• [What this task involves]: Output every record word for word.

• [Dataset]:

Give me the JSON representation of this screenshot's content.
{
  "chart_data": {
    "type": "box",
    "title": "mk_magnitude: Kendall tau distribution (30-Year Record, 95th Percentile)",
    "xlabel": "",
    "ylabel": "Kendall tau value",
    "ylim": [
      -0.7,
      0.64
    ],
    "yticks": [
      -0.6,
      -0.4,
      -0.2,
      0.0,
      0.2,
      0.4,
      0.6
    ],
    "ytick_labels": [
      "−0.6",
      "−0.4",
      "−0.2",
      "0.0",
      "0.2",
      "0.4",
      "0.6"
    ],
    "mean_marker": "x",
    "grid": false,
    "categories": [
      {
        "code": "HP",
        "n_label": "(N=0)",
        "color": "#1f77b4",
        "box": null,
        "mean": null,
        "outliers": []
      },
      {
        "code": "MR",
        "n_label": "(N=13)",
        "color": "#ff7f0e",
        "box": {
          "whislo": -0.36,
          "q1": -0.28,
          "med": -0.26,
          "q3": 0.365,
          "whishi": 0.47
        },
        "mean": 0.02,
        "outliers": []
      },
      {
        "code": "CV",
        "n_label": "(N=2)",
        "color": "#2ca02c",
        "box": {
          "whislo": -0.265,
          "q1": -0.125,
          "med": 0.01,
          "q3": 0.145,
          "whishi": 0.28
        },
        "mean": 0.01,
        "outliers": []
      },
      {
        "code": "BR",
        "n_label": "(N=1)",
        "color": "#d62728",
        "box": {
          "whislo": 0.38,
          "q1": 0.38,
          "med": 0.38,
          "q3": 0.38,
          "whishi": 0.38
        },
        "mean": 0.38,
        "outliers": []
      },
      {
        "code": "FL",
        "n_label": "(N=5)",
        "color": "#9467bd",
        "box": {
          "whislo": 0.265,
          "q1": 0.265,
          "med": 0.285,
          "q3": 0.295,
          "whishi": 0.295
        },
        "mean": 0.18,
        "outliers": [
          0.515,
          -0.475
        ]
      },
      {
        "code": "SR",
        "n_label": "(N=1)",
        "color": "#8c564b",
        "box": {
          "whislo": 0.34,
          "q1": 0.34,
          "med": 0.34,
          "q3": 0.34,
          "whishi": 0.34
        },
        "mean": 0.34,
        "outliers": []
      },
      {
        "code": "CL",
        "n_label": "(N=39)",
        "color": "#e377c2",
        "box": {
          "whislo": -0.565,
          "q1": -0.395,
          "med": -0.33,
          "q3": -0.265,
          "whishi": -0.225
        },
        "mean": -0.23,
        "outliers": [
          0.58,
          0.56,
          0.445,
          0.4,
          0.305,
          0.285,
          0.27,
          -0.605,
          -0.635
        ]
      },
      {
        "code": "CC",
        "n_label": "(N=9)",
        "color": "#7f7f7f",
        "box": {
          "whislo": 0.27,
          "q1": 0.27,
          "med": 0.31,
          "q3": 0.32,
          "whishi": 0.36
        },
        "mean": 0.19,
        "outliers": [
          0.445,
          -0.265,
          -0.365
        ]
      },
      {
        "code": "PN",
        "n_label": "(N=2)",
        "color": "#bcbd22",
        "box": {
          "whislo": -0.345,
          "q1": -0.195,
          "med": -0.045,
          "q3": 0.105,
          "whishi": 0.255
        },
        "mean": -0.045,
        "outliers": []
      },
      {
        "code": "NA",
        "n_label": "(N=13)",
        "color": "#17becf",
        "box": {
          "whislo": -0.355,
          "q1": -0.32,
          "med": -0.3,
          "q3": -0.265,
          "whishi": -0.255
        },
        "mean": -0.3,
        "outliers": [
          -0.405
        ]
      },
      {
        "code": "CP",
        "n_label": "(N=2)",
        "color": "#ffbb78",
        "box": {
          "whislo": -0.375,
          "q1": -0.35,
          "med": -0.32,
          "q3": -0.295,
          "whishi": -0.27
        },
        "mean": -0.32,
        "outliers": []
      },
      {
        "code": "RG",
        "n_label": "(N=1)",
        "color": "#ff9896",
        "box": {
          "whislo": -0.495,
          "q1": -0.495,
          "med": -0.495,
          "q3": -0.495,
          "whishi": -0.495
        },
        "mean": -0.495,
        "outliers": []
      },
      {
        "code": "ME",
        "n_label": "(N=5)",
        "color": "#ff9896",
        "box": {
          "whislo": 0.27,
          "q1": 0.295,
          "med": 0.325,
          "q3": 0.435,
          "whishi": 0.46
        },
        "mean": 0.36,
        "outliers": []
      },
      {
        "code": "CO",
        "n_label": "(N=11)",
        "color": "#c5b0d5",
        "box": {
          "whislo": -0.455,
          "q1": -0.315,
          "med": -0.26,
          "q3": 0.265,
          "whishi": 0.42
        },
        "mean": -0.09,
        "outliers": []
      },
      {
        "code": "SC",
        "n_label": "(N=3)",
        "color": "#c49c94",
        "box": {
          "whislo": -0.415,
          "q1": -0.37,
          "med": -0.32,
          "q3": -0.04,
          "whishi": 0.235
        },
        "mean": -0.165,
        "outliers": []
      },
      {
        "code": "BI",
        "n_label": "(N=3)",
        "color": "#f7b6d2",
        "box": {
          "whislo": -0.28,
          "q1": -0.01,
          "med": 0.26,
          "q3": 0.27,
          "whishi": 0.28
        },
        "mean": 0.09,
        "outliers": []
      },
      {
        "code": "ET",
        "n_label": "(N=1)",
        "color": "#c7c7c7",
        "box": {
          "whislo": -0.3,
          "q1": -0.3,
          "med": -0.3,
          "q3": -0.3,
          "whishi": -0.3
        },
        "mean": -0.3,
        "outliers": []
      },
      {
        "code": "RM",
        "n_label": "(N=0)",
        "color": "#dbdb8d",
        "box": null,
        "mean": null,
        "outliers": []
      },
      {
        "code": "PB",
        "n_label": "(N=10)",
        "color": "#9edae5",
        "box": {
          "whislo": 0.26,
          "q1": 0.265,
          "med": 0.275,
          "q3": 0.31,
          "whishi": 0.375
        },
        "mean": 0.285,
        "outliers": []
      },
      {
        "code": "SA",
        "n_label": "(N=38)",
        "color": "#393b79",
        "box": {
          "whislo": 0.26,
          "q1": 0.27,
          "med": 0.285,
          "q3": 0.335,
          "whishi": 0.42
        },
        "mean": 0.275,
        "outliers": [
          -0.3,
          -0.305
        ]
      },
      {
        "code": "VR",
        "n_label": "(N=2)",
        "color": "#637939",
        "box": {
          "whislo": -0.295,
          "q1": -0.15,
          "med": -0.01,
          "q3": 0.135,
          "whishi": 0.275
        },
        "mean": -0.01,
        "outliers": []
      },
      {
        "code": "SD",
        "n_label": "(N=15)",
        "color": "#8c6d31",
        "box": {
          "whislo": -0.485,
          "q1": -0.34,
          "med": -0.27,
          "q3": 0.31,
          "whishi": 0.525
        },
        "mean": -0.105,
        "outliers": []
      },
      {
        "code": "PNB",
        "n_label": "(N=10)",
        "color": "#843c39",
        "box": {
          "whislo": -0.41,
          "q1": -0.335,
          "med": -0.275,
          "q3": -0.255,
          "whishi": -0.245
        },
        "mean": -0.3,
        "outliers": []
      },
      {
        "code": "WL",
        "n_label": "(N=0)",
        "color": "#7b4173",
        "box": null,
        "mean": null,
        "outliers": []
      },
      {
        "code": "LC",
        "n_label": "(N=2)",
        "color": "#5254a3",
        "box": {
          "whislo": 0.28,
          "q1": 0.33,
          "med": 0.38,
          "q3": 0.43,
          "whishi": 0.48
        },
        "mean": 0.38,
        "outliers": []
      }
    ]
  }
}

• [Task answer]:
Give me the JSON representation of this screenshot's content.
{
  "chart_data": {
    "type": "box",
    "title": "mk_magnitude: Kendall tau distribution (30-Year Record, 95th Percentile)",
    "xlabel": "",
    "ylabel": "Kendall tau value",
    "ylim": [
      -0.7,
      0.64
    ],
    "yticks": [
      -0.6,
      -0.4,
      -0.2,
      0.0,
      0.2,
      0.4,
      0.6
    ],
    "ytick_labels": [
      "−0.6",
      "−0.4",
      "−0.2",
      "0.0",
      "0.2",
      "0.4",
      "0.6"
    ],
    "mean_marker": "x",
    "grid": false,
    "categories": [
      {
        "code": "HP",
        "n_label": "(N=0)",
        "color": "#1f77b4",
        "box": null,
        "mean": null,
        "outliers": []
      },
      {
        "code": "MR",
        "n_label": "(N=13)",
        "color": "#ff7f0e",
        "box": {
          "whislo": -0.36,
          "q1": -0.28,
          "med": -0.26,
          "q3": 0.365,
          "whishi": 0.47
        },
        "mean": 0.02,
        "outliers": []
      },
      {
        "code": "CV",
        "n_label": "(N=2)",
        "color": "#2ca02c",
        "box": {
          "whislo": -0.265,
          "q1": -0.125,
          "med": 0.01,
          "q3": 0.145,
          "whishi": 0.28
        },
        "mean": 0.01,
        "outliers": []
      },
      {
        "code": "BR",
        "n_label": "(N=1)",
        "color": "#d62728",
        "box": {
          "whislo": 0.38,
          "q1": 0.38,
          "med": 0.38,
          "q3": 0.38,
          "whishi": 0.38
        },
        "mean": 0.38,
        "outliers": []
      },
      {
        "code": "FL",
        "n_label": "(N=5)",
        "color": "#9467bd",
        "box": {
          "whislo": 0.265,
          "q1": 0.265,
          "med": 0.285,
          "q3": 0.295,
          "whishi": 0.295
        },
        "mean": 0.18,
        "outliers": [
          0.515,
          -0.475
        ]
      },
      {
        "code": "SR",
        "n_label": "(N=1)",
        "color": "#8c564b",
        "box": {
          "whislo": 0.34,
          "q1": 0.34,
          "med": 0.34,
          "q3": 0.34,
          "whishi": 0.34
        },
        "mean": 0.34,
        "outliers": []
      },
      {
        "code": "CL",
        "n_label": "(N=39)",
        "color": "#e377c2",
        "box": {
          "whislo": -0.565,
          "q1": -0.395,
          "med": -0.33,
          "q3": -0.265,
          "whishi": -0.225
        },
        "mean": -0.23,
        "outliers": [
          0.58,
          0.56,
          0.445,
          0.4,
          0.305,
          0.285,
          0.27,
          -0.605,
          -0.635
        ]
      },
      {
        "code": "CC",
        "n_label": "(N=9)",
        "color": "#7f7f7f",
        "box": {
          "whislo": 0.27,
          "q1": 0.27,
          "med": 0.31,
          "q3": 0.32,
          "whishi": 0.36
        },
        "mean": 0.19,
        "outliers": [
          0.445,
          -0.265,
          -0.365
        ]
      },
      {
        "code": "PN",
        "n_label": "(N=2)",
        "color": "#bcbd22",
        "box": {
          "whislo": -0.345,
          "q1": -0.195,
          "med": -0.045,
          "q3": 0.105,
          "whishi": 0.255
        },
        "mean": -0.045,
        "outliers": []
      },
      {
        "code": "NA",
        "n_label": "(N=13)",
        "color": "#17becf",
        "box": {
          "whislo": -0.355,
          "q1": -0.32,
          "med": -0.3,
          "q3": -0.265,
          "whishi": -0.255
        },
        "mean": -0.3,
        "outliers": [
          -0.405
        ]
      },
      {
        "code": "CP",
        "n_label": "(N=2)",
        "color": "#ffbb78",
        "box": {
          "whislo": -0.375,
          "q1": -0.35,
          "med": -0.32,
          "q3": -0.295,
          "whishi": -0.27
        },
        "mean": -0.32,
        "outliers": []
      },
      {
        "code": "RG",
        "n_label": "(N=1)",
        "color": "#ff9896",
        "box": {
          "whislo": -0.495,
          "q1": -0.495,
          "med": -0.495,
          "q3": -0.495,
          "whishi": -0.495
        },
        "mean": -0.495,
        "outliers": []
      },
      {
        "code": "ME",
        "n_label": "(N=5)",
        "color": "#ff9896",
        "box": {
          "whislo": 0.27,
          "q1": 0.295,
          "med": 0.325,
          "q3": 0.435,
          "whishi": 0.46
        },
        "mean": 0.36,
        "outliers": []
      },
      {
        "code": "CO",
        "n_label": "(N=11)",
        "color": "#c5b0d5",
        "box": {
          "whislo": -0.455,
          "q1": -0.315,
          "med": -0.26,
          "q3": 0.265,
          "whishi": 0.42
        },
        "mean": -0.09,
        "outliers": []
      },
      {
        "code": "SC",
        "n_label": "(N=3)",
        "color": "#c49c94",
        "box": {
          "whislo": -0.415,
          "q1": -0.37,
          "med": -0.32,
          "q3": -0.04,
          "whishi": 0.235
        },
        "mean": -0.165,
        "outliers": []
      },
      {
        "code": "BI",
        "n_label": "(N=3)",
        "color": "#f7b6d2",
        "box": {
          "whislo": -0.28,
          "q1": -0.01,
          "med": 0.26,
          "q3": 0.27,
          "whishi": 0.28
        },
        "mean": 0.09,
        "outliers": []
      },
      {
        "code": "ET",
        "n_label": "(N=1)",
        "color": "#c7c7c7",
        "box": {
          "whislo": -0.3,
          "q1": -0.3,
          "med": -0.3,
          "q3": -0.3,
          "whishi": -0.3
        },
        "mean": -0.3,
        "outliers": []
      },
      {
        "code": "RM",
        "n_label": "(N=0)",
        "color": "#dbdb8d",
        "box": null,
        "mean": null,
        "outliers": []
      },
      {
        "code": "PB",
        "n_label": "(N=10)",
        "color": "#9edae5",
        "box": {
          "whislo": 0.26,
          "q1": 0.265,
          "med": 0.275,
          "q3": 0.31,
          "whishi": 0.375
        },
        "mean": 0.285,
        "outliers": []
      },
      {
        "code": "SA",
        "n_label": "(N=38)",
        "color": "#393b79",
        "box": {
          "whislo": 0.26,
          "q1": 0.27,
          "med": 0.285,
          "q3": 0.335,
          "whishi": 0.42
        },
        "mean": 0.275,
        "outliers": [
          -0.3,
          -0.305
        ]
      },
      {
        "code": "VR",
        "n_label": "(N=2)",
        "color": "#637939",
        "box": {
          "whislo": -0.295,
          "q1": -0.15,
          "med": -0.01,
          "q3": 0.135,
          "whishi": 0.275
        },
        "mean": -0.01,
        "outliers": []
      },
      {
        "code": "SD",
        "n_label": "(N=15)",
        "color": "#8c6d31",
        "box": {
          "whislo": -0.485,
          "q1": -0.34,
          "med": -0.27,
          "q3": 0.31,
          "whishi": 0.525
        },
        "mean": -0.105,
        "outliers": []
      },
      {
        "code": "PNB",
        "n_label": "(N=10)",
        "color": "#843c39",
        "box": {
          "whislo": -0.41,
          "q1": -0.335,
          "med": -0.275,
          "q3": -0.255,
          "whishi": -0.245
        },
        "mean": -0.3,
        "outliers": []
      },
      {
        "code": "WL",
        "n_label": "(N=0)",
        "color": "#7b4173",
        "box": null,
        "mean": null,
        "outliers": []
      },
      {
        "code": "LC",
        "n_label": "(N=2)",
        "color": "#5254a3",
        "box": {
          "whislo": 0.28,
          "q1": 0.33,
          "med": 0.38,
          "q3": 0.43,
          "whishi": 0.48
        },
        "mean": 0.38,
        "outliers": []
      }
    ]
  }
}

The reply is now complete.